Your instructions: Output the records exactly. Include every line.

------------------------------------------------

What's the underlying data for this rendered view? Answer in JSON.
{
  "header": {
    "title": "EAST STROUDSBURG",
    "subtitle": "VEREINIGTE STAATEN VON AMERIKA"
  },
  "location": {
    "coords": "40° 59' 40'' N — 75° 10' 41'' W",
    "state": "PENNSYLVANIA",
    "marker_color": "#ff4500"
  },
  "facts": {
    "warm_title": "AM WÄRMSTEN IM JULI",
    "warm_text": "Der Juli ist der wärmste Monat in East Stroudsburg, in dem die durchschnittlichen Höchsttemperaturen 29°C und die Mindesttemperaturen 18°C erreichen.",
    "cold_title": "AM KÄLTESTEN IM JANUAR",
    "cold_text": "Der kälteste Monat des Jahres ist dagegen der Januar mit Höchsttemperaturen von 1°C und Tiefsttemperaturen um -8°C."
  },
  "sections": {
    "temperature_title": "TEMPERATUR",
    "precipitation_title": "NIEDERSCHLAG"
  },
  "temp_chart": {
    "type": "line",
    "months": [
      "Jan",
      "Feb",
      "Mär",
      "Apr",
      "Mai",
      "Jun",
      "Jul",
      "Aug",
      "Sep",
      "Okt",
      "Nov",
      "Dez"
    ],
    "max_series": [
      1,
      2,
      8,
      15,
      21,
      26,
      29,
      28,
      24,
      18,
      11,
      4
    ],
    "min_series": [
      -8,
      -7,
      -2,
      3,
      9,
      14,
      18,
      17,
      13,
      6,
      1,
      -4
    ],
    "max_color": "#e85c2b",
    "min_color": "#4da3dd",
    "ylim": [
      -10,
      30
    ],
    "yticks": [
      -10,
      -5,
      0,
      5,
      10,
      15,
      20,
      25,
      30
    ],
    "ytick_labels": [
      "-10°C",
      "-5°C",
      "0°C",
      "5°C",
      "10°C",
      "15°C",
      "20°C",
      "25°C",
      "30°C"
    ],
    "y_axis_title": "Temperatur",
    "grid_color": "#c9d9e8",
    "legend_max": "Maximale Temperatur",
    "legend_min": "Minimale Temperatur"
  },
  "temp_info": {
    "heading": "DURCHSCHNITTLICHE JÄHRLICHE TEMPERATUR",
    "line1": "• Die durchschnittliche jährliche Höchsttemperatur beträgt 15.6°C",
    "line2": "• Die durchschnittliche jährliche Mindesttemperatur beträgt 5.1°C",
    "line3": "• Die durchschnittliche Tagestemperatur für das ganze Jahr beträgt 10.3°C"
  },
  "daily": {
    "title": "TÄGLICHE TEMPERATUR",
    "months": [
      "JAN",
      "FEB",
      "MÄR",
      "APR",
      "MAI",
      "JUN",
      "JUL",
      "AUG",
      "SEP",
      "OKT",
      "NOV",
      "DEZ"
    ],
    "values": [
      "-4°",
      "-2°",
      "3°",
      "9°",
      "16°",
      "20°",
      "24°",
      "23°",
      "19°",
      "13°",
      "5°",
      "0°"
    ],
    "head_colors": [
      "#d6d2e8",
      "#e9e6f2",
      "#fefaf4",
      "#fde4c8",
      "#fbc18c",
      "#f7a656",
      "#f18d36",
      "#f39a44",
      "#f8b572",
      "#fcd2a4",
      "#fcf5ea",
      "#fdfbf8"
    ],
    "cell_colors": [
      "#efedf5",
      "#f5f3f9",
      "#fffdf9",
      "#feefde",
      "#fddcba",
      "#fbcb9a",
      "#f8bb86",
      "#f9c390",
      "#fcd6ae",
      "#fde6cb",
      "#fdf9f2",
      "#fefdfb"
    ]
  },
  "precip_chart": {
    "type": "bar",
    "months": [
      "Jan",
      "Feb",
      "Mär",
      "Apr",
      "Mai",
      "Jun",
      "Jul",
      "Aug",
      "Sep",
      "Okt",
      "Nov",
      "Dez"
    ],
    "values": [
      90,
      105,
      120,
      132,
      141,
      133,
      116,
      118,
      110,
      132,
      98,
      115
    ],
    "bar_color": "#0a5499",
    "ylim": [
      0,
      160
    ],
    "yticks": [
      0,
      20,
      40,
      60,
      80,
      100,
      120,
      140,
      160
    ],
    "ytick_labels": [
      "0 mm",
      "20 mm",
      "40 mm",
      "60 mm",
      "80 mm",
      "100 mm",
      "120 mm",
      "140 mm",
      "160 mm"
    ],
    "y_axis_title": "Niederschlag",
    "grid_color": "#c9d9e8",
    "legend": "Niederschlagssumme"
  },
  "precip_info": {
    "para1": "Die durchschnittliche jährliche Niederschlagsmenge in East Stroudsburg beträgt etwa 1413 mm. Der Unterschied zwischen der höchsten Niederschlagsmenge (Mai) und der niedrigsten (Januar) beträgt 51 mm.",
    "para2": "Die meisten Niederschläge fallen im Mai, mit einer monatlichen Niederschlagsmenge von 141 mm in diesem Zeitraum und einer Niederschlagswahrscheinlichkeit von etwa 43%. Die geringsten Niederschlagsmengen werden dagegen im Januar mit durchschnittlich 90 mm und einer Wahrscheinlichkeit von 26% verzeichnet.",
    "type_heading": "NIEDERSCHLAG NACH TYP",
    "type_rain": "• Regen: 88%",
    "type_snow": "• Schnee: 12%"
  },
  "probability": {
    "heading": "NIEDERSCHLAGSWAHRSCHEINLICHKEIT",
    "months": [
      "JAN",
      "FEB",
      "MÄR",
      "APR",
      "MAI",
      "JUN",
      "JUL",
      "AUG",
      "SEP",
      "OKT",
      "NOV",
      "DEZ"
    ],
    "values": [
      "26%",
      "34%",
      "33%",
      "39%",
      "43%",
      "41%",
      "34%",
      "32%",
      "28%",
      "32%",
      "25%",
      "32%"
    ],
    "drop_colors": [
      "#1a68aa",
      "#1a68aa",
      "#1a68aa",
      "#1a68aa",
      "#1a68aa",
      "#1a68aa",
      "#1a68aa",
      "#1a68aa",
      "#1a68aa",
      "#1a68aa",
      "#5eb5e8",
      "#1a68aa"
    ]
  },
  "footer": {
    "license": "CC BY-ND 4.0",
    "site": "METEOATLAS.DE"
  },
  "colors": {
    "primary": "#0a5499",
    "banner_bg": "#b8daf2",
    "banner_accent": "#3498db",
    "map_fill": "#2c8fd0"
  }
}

------------------------------------------------

Task output:
What's the underlying data for this rendered view? Answer in JSON.
{
  "header": {
    "title": "EAST STROUDSBURG",
    "subtitle": "VEREINIGTE STAATEN VON AMERIKA"
  },
  "location": {
    "coords": "40° 59' 40'' N — 75° 10' 41'' W",
    "state": "PENNSYLVANIA",
    "marker_color": "#ff4500"
  },
  "facts": {
    "warm_title": "AM WÄRMSTEN IM JULI",
    "warm_text": "Der Juli ist der wärmste Monat in East Stroudsburg, in dem die durchschnittlichen Höchsttemperaturen 29°C und die Mindesttemperaturen 18°C erreichen.",
    "cold_title": "AM KÄLTESTEN IM JANUAR",
    "cold_text": "Der kälteste Monat des Jahres ist dagegen der Januar mit Höchsttemperaturen von 1°C und Tiefsttemperaturen um -8°C."
  },
  "sections": {
    "temperature_title": "TEMPERATUR",
    "precipitation_title": "NIEDERSCHLAG"
  },
  "temp_chart": {
    "type": "line",
    "months": [
      "Jan",
      "Feb",
      "Mär",
      "Apr",
      "Mai",
      "Jun",
      "Jul",
      "Aug",
      "Sep",
      "Okt",
      "Nov",
      "Dez"
    ],
    "max_series": [
      1,
      2,
      8,
      15,
      21,
      26,
      29,
      28,
      24,
      18,
      11,
      4
    ],
    "min_series": [
      -8,
      -7,
      -2,
      3,
      9,
      14,
      18,
      17,
      13,
      6,
      1,
      -4
    ],
    "max_color": "#e85c2b",
    "min_color": "#4da3dd",
    "ylim": [
      -10,
      30
    ],
    "yticks": [
      -10,
      -5,
      0,
      5,
      10,
      15,
      20,
      25,
      30
    ],
    "ytick_labels": [
      "-10°C",
      "-5°C",
      "0°C",
      "5°C",
      "10°C",
      "15°C",
      "20°C",
      "25°C",
      "30°C"
    ],
    "y_axis_title": "Temperatur",
    "grid_color": "#c9d9e8",
    "legend_max": "Maximale Temperatur",
    "legend_min": "Minimale Temperatur"
  },
  "temp_info": {
    "heading": "DURCHSCHNITTLICHE JÄHRLICHE TEMPERATUR",
    "line1": "• Die durchschnittliche jährliche Höchsttemperatur beträgt 15.6°C",
    "line2": "• Die durchschnittliche jährliche Mindesttemperatur beträgt 5.1°C",
    "line3": "• Die durchschnittliche Tagestemperatur für das ganze Jahr beträgt 10.3°C"
  },
  "daily": {
    "title": "TÄGLICHE TEMPERATUR",
    "months": [
      "JAN",
      "FEB",
      "MÄR",
      "APR",
      "MAI",
      "JUN",
      "JUL",
      "AUG",
      "SEP",
      "OKT",
      "NOV",
      "DEZ"
    ],
    "values": [
      "-4°",
      "-2°",
      "3°",
      "9°",
      "16°",
      "20°",
      "24°",
      "23°",
      "19°",
      "13°",
      "5°",
      "0°"
    ],
    "head_colors": [
      "#d6d2e8",
      "#e9e6f2",
      "#fefaf4",
      "#fde4c8",
      "#fbc18c",
      "#f7a656",
      "#f18d36",
      "#f39a44",
      "#f8b572",
      "#fcd2a4",
      "#fcf5ea",
      "#fdfbf8"
    ],
    "cell_colors": [
      "#efedf5",
      "#f5f3f9",
      "#fffdf9",
      "#feefde",
      "#fddcba",
      "#fbcb9a",
      "#f8bb86",
      "#f9c390",
      "#fcd6ae",
      "#fde6cb",
      "#fdf9f2",
      "#fefdfb"
    ]
  },
  "precip_chart": {
    "type": "bar",
    "months": [
      "Jan",
      "Feb",
      "Mär",
      "Apr",
      "Mai",
      "Jun",
      "Jul",
      "Aug",
      "Sep",
      "Okt",
      "Nov",
      "Dez"
    ],
    "values": [
      90,
      105,
      120,
      132,
      141,
      133,
      116,
      118,
      110,
      132,
      98,
      115
    ],
    "bar_color": "#0a5499",
    "ylim": [
      0,
      160
    ],
    "yticks": [
      0,
      20,
      40,
      60,
      80,
      100,
      120,
      140,
      160
    ],
    "ytick_labels": [
      "0 mm",
      "20 mm",
      "40 mm",
      "60 mm",
      "80 mm",
      "100 mm",
      "120 mm",
      "140 mm",
      "160 mm"
    ],
    "y_axis_title": "Niederschlag",
    "grid_color": "#c9d9e8",
    "legend": "Niederschlagssumme"
  },
  "precip_info": {
    "para1": "Die durchschnittliche jährliche Niederschlagsmenge in East Stroudsburg beträgt etwa 1413 mm. Der Unterschied zwischen der höchsten Niederschlagsmenge (Mai) und der niedrigsten (Januar) beträgt 51 mm.",
    "para2": "Die meisten Niederschläge fallen im Mai, mit einer monatlichen Niederschlagsmenge von 141 mm in diesem Zeitraum und einer Niederschlagswahrscheinlichkeit von etwa 43%. Die geringsten Niederschlagsmengen werden dagegen im Januar mit durchschnittlich 90 mm und einer Wahrscheinlichkeit von 26% verzeichnet.",
    "type_heading": "NIEDERSCHLAG NACH TYP",
    "type_rain": "• Regen: 88%",
    "type_snow": "• Schnee: 12%"
  },
  "probability": {
    "heading": "NIEDERSCHLAGSWAHRSCHEINLICHKEIT",
    "months": [
      "JAN",
      "FEB",
      "MÄR",
      "APR",
      "MAI",
      "JUN",
      "JUL",
      "AUG",
      "SEP",
      "OKT",
      "NOV",
      "DEZ"
    ],
    "values": [
      "26%",
      "34%",
      "33%",
      "39%",
      "43%",
      "41%",
      "34%",
      "32%",
      "28%",
      "32%",
      "25%",
      "32%"
    ],
    "drop_colors": [
      "#1a68aa",
      "#1a68aa",
      "#1a68aa",
      "#1a68aa",
      "#1a68aa",
      "#1a68aa",
      "#1a68aa",
      "#1a68aa",
      "#1a68aa",
      "#1a68aa",
      "#5eb5e8",
      "#1a68aa"
    ]
  },
  "footer": {
    "license": "CC BY-ND 4.0",
    "site": "METEOATLAS.DE"
  },
  "colors": {
    "primary": "#0a5499",
    "banner_bg": "#b8daf2",
    "banner_accent": "#3498db",
    "map_fill": "#2c8fd0"
  }
}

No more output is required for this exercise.